### Work to be completed
Keep the pictures out of the copy and print all the entries below exactly.

### Task material

****************************************

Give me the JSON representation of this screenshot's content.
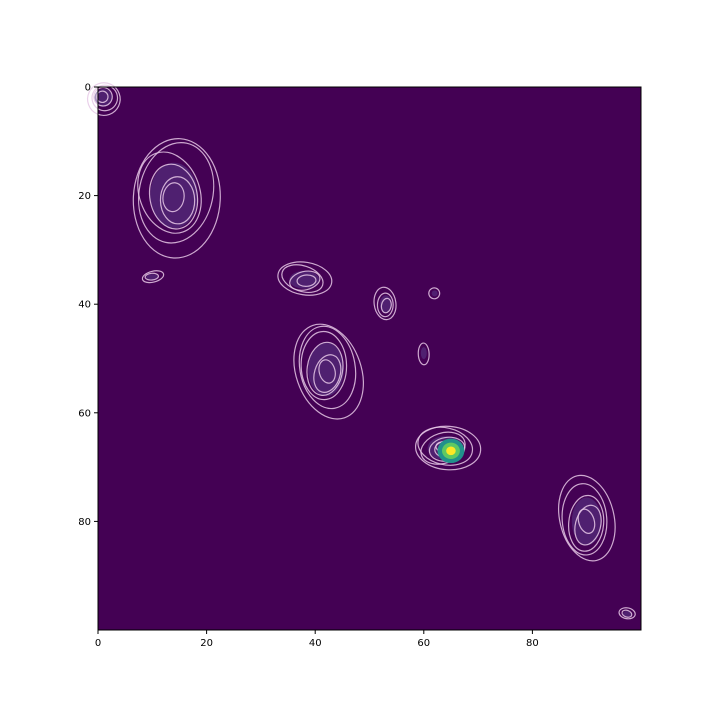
{
  "chart_data": {
    "type": "heatmap",
    "title": "",
    "xlabel": "",
    "ylabel": "",
    "xlim": [
      0,
      100
    ],
    "ylim": [
      100,
      0
    ],
    "x_ticks": [
      0,
      20,
      40,
      60,
      80
    ],
    "x_tick_labels": [
      "0",
      "20",
      "40",
      "60",
      "80"
    ],
    "y_ticks": [
      0,
      20,
      40,
      60,
      80
    ],
    "y_tick_labels": [
      "0",
      "20",
      "40",
      "60",
      "80"
    ],
    "grid": false,
    "legend": "none",
    "colormap": "viridis",
    "background_color": "#440154",
    "contour_color": "#e6c8e6",
    "hotspot_colors": [
      "#fde725",
      "#5ec962",
      "#21918c"
    ],
    "clusters": [
      {
        "center": [
          1,
          2
        ],
        "spread": [
          3,
          3
        ],
        "levels": 4
      },
      {
        "center": [
          14,
          20
        ],
        "spread": [
          8,
          11
        ],
        "levels": 6
      },
      {
        "center": [
          10,
          35
        ],
        "spread": [
          2,
          1
        ],
        "levels": 2
      },
      {
        "center": [
          38,
          35.5
        ],
        "spread": [
          5,
          3
        ],
        "levels": 4
      },
      {
        "center": [
          53,
          40
        ],
        "spread": [
          2,
          3
        ],
        "levels": 3
      },
      {
        "center": [
          62,
          38
        ],
        "spread": [
          1,
          1
        ],
        "levels": 1
      },
      {
        "center": [
          60,
          49
        ],
        "spread": [
          1,
          2
        ],
        "levels": 1
      },
      {
        "center": [
          42,
          52
        ],
        "spread": [
          6,
          9
        ],
        "levels": 6
      },
      {
        "center": [
          64,
          66.5
        ],
        "spread": [
          6,
          4
        ],
        "levels": 6
      },
      {
        "center": [
          90,
          80
        ],
        "spread": [
          5,
          8
        ],
        "levels": 5
      },
      {
        "center": [
          97.5,
          97
        ],
        "spread": [
          1.5,
          1
        ],
        "levels": 2
      }
    ],
    "hotspot": {
      "center": [
        65,
        67
      ],
      "value": 1.0
    }
  }
}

****************************************

### Worked answer
Give me the JSON representation of this screenshot's content.
{
  "chart_data": {
    "type": "heatmap",
    "title": "",
    "xlabel": "",
    "ylabel": "",
    "xlim": [
      0,
      100
    ],
    "ylim": [
      100,
      0
    ],
    "x_ticks": [
      0,
      20,
      40,
      60,
      80
    ],
    "x_tick_labels": [
      "0",
      "20",
      "40",
      "60",
      "80"
    ],
    "y_ticks": [
      0,
      20,
      40,
      60,
      80
    ],
    "y_tick_labels": [
      "0",
      "20",
      "40",
      "60",
      "80"
    ],
    "grid": false,
    "legend": "none",
    "colormap": "viridis",
    "background_color": "#440154",
    "contour_color": "#e6c8e6",
    "hotspot_colors": [
      "#fde725",
      "#5ec962",
      "#21918c"
    ],
    "clusters": [
      {
        "center": [
          1,
          2
        ],
        "spread": [
          3,
          3
        ],
        "levels": 4
      },
      {
        "center": [
          14,
          20
        ],
        "spread": [
          8,
          11
        ],
        "levels": 6
      },
      {
        "center": [
          10,
          35
        ],
        "spread": [
          2,
          1
        ],
        "levels": 2
      },
      {
        "center": [
          38,
          35.5
        ],
        "spread": [
          5,
          3
        ],
        "levels": 4
      },
      {
        "center": [
          53,
          40
        ],
        "spread": [
          2,
          3
        ],
        "levels": 3
      },
      {
        "center": [
          62,
          38
        ],
        "spread": [
          1,
          1
        ],
        "levels": 1
      },
      {
        "center": [
          60,
          49
        ],
        "spread": [
          1,
          2
        ],
        "levels": 1
      },
      {
        "center": [
          42,
          52
        ],
        "spread": [
          6,
          9
        ],
        "levels": 6
      },
      {
        "center": [
          64,
          66.5
        ],
        "spread": [
          6,
          4
        ],
        "levels": 6
      },
      {
        "center": [
          90,
          80
        ],
        "spread": [
          5,
          8
        ],
        "levels": 5
      },
      {
        "center": [
          97.5,
          97
        ],
        "spread": [
          1.5,
          1
        ],
        "levels": 2
      }
    ],
    "hotspot": {
      "center": [
        65,
        67
      ],
      "value": 1.0
    }
  }
}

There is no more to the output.